Collect each line of the entries that holds the string "JSON".

* Input material:
|---|

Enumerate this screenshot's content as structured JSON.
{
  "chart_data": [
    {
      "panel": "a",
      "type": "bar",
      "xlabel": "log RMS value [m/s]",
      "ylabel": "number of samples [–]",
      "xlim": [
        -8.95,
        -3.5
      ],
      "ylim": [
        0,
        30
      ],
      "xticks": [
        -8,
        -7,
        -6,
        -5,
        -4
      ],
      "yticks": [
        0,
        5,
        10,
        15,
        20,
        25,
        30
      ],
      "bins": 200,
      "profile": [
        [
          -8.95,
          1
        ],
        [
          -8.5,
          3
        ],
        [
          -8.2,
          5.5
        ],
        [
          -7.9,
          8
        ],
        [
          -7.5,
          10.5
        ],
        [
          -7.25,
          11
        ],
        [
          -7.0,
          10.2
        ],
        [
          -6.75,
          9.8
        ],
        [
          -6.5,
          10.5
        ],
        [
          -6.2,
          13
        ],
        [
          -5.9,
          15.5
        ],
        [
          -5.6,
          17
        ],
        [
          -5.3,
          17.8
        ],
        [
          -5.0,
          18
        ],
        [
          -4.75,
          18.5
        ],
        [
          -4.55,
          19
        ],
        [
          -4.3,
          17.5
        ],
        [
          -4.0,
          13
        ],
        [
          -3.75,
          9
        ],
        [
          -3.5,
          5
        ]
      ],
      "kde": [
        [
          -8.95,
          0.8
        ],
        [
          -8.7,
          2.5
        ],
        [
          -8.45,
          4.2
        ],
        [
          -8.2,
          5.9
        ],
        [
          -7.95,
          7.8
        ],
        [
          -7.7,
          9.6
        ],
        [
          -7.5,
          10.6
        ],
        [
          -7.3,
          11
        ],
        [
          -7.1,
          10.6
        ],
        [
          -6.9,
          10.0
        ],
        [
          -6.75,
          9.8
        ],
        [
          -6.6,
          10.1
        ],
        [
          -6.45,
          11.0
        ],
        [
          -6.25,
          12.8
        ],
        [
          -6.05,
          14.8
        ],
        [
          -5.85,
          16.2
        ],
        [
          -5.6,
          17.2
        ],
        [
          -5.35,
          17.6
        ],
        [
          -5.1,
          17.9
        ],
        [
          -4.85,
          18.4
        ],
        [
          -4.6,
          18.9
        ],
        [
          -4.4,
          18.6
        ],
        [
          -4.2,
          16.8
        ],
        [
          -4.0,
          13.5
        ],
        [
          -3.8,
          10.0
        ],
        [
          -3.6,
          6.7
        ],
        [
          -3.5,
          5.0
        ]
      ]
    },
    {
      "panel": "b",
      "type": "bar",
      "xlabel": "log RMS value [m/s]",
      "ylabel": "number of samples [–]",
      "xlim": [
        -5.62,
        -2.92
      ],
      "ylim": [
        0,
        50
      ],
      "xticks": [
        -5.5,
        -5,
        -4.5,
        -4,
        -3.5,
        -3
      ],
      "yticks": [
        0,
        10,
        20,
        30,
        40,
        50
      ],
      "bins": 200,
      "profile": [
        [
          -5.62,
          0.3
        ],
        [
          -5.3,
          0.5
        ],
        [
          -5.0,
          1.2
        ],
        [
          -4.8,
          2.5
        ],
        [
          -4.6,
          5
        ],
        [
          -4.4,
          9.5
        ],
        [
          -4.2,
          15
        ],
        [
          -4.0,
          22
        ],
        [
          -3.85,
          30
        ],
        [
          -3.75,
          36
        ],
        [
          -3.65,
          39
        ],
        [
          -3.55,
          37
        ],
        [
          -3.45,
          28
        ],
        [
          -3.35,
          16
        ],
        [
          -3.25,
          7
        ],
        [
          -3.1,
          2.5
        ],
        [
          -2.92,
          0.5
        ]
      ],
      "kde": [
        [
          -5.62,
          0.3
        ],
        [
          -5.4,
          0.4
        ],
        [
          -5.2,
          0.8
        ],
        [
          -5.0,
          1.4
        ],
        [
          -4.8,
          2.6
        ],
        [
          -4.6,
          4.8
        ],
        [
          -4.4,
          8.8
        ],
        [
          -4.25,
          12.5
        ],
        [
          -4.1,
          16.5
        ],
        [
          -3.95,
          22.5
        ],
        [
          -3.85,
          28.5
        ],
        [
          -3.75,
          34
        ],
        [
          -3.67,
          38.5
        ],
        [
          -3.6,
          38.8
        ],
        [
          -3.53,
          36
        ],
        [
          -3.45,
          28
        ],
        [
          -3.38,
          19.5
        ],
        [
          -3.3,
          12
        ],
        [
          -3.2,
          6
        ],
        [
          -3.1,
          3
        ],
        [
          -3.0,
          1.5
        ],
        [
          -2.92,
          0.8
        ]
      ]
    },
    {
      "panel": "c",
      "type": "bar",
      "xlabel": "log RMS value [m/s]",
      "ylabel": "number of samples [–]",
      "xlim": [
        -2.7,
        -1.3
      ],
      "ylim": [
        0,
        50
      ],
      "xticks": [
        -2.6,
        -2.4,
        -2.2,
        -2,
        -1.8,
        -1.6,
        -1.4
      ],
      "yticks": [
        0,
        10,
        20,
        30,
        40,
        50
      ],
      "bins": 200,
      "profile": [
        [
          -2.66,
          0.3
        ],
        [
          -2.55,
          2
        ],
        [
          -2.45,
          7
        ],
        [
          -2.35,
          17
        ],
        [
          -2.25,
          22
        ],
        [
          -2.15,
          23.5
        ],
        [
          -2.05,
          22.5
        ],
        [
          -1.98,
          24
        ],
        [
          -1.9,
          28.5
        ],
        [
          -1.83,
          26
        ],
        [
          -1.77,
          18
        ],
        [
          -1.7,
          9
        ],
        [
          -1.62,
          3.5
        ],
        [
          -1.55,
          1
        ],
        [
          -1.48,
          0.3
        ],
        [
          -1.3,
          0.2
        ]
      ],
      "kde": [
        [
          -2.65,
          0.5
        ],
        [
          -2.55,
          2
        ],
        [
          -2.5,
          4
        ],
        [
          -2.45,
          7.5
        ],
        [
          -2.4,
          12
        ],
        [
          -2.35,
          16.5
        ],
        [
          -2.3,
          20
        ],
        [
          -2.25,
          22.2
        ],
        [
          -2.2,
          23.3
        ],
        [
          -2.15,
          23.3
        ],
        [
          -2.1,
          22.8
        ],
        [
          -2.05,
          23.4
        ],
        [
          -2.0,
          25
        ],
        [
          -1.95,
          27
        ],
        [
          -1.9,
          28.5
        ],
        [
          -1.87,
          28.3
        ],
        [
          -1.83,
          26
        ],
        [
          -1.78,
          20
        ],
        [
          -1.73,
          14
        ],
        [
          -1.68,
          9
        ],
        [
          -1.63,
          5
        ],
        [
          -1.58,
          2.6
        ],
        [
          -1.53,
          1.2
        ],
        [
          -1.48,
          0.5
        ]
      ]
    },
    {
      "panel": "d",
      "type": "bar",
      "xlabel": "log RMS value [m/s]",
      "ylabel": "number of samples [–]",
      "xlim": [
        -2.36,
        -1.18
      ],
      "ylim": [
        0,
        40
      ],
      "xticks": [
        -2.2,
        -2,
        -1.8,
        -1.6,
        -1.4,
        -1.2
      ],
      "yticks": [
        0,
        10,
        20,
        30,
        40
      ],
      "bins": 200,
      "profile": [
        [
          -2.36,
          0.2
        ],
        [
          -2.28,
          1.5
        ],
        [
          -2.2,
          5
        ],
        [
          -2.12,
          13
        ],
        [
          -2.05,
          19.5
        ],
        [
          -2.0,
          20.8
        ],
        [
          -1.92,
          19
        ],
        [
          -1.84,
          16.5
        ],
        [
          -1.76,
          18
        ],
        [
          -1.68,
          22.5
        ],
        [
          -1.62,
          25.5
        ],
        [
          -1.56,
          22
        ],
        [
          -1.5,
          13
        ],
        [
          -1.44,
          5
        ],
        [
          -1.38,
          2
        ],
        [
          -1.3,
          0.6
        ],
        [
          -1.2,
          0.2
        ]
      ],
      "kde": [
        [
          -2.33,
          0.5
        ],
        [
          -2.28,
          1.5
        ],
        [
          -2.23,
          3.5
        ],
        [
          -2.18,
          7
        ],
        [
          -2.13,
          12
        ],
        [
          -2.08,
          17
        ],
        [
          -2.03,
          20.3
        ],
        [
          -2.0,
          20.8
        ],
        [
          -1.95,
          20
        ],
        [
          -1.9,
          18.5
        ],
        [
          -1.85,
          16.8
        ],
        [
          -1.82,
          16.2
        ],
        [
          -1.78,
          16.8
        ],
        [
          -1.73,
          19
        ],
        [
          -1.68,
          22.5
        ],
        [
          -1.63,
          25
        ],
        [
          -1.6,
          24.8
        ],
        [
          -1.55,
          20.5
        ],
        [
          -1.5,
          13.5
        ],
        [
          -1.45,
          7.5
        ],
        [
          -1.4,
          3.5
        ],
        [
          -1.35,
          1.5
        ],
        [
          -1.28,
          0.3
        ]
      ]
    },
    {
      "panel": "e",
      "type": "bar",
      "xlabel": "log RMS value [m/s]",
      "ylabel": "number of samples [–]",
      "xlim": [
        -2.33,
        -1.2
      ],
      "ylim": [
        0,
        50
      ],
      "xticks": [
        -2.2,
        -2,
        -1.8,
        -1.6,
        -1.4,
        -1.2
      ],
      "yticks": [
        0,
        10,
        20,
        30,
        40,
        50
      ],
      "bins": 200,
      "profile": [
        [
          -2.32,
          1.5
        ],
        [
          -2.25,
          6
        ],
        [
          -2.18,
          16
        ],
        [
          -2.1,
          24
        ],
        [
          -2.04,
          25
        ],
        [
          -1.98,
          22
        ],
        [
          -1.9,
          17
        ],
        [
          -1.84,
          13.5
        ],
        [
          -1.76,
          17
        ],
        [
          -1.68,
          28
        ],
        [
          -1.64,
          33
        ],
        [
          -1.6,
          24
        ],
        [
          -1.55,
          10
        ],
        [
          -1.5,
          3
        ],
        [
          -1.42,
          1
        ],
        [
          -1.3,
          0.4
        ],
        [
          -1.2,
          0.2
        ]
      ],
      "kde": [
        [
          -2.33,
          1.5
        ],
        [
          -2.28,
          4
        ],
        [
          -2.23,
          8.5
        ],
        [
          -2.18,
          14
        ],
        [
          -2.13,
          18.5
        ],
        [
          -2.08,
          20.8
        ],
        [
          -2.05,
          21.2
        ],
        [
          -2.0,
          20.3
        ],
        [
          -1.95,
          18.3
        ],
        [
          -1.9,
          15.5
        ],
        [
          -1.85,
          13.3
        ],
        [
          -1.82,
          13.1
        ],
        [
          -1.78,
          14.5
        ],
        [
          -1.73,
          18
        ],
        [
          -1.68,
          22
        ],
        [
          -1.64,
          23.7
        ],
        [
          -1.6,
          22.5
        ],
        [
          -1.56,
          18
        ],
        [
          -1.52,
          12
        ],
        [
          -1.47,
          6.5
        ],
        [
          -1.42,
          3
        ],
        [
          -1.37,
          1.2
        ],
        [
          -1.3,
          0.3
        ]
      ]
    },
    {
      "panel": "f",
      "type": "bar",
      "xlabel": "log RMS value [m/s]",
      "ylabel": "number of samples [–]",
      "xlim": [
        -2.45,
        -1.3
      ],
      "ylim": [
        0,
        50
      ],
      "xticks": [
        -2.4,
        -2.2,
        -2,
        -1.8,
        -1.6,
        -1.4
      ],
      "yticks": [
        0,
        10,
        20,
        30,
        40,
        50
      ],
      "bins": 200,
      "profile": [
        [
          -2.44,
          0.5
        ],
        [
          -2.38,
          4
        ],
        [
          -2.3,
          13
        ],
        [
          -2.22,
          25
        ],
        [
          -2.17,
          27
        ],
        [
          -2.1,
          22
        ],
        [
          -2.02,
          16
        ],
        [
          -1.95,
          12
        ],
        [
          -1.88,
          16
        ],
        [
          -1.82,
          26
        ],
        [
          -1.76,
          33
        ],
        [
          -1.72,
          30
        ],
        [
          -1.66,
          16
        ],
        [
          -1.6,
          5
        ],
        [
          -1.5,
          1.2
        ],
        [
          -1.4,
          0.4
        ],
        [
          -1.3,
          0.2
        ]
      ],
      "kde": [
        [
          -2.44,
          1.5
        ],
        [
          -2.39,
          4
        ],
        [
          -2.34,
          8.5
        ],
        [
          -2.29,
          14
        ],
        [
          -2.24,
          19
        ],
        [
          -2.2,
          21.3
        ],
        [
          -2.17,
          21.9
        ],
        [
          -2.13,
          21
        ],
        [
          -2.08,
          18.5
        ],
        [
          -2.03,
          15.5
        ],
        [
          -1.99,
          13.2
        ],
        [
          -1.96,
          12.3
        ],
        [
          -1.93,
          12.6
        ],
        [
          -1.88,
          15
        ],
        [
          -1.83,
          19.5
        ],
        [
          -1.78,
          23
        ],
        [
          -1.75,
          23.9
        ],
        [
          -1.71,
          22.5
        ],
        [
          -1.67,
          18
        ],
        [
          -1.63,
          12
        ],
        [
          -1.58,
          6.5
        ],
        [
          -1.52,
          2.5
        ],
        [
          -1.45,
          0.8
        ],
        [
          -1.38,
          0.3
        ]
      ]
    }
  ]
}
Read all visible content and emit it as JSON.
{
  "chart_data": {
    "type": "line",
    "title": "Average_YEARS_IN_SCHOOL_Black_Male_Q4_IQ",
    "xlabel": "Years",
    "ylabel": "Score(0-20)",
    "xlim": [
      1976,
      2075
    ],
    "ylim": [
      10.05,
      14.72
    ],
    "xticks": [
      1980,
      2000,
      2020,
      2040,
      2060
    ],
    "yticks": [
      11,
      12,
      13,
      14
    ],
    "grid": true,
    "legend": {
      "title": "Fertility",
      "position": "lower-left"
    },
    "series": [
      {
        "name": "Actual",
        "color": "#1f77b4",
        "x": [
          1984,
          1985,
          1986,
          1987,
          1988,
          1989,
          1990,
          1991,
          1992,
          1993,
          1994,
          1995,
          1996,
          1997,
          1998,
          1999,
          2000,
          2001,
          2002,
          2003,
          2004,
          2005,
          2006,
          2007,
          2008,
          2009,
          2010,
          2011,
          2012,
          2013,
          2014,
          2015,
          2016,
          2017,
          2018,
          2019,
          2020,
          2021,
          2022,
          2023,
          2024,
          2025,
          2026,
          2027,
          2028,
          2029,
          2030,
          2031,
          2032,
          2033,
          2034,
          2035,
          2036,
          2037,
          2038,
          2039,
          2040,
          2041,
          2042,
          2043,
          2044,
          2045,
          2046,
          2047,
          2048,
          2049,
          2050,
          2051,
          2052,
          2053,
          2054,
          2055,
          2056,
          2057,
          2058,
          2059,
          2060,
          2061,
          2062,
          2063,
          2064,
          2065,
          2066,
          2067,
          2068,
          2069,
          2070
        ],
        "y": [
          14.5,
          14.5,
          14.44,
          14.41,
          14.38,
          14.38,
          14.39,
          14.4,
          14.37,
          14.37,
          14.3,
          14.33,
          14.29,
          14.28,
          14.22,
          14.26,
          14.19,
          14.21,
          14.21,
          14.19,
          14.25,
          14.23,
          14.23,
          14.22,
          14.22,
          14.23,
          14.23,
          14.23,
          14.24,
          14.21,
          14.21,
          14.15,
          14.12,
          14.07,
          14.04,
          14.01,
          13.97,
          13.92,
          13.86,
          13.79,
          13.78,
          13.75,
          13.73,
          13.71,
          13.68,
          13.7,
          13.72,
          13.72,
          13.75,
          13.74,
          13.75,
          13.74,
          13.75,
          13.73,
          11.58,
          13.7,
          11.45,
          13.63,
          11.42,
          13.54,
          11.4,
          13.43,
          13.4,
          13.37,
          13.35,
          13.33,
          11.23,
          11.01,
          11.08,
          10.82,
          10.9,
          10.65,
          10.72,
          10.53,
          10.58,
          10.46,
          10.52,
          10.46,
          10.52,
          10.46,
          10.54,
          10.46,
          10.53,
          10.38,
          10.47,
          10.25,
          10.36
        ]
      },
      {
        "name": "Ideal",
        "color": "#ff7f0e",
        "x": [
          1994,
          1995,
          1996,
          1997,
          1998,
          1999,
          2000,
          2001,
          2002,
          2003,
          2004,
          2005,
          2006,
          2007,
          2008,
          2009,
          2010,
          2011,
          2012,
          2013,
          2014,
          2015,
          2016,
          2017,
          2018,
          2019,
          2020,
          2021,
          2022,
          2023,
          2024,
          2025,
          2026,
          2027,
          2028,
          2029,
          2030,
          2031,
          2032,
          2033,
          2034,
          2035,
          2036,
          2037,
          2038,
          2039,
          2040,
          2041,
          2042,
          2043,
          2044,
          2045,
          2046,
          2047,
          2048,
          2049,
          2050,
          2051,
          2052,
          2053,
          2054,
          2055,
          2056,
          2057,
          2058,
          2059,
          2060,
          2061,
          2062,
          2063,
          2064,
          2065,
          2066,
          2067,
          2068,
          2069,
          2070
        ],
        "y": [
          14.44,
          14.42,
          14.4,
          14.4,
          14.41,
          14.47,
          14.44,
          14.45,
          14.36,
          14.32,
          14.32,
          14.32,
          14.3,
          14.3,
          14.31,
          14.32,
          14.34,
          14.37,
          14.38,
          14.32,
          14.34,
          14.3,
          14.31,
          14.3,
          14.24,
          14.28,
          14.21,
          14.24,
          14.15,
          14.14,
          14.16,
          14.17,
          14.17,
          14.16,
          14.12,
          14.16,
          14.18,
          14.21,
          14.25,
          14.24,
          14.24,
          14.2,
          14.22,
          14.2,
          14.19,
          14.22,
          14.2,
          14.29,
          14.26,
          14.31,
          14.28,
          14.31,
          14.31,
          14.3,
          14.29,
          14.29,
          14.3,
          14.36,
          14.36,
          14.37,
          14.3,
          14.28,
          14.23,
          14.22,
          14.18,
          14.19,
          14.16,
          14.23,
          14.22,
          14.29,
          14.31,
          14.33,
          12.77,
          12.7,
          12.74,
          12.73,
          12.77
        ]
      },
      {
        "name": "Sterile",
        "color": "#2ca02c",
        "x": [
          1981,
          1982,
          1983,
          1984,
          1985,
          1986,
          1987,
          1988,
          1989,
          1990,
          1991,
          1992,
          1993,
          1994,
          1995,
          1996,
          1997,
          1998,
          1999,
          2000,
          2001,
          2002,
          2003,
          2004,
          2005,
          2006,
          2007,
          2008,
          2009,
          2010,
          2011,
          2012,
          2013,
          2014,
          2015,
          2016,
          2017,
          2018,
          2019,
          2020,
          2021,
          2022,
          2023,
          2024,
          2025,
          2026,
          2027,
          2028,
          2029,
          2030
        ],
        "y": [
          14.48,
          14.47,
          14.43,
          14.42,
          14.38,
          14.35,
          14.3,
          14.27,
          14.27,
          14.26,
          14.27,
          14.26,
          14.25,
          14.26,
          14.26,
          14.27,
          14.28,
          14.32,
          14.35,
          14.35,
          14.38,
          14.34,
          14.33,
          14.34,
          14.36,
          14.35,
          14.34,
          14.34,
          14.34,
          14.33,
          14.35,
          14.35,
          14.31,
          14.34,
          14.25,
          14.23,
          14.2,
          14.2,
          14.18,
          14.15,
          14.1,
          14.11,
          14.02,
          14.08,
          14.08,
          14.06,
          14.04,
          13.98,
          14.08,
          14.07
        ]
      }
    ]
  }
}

|---|

* Task response:
Enumerate this screenshot's content as structured JSON.
Read all visible content and emit it as JSON.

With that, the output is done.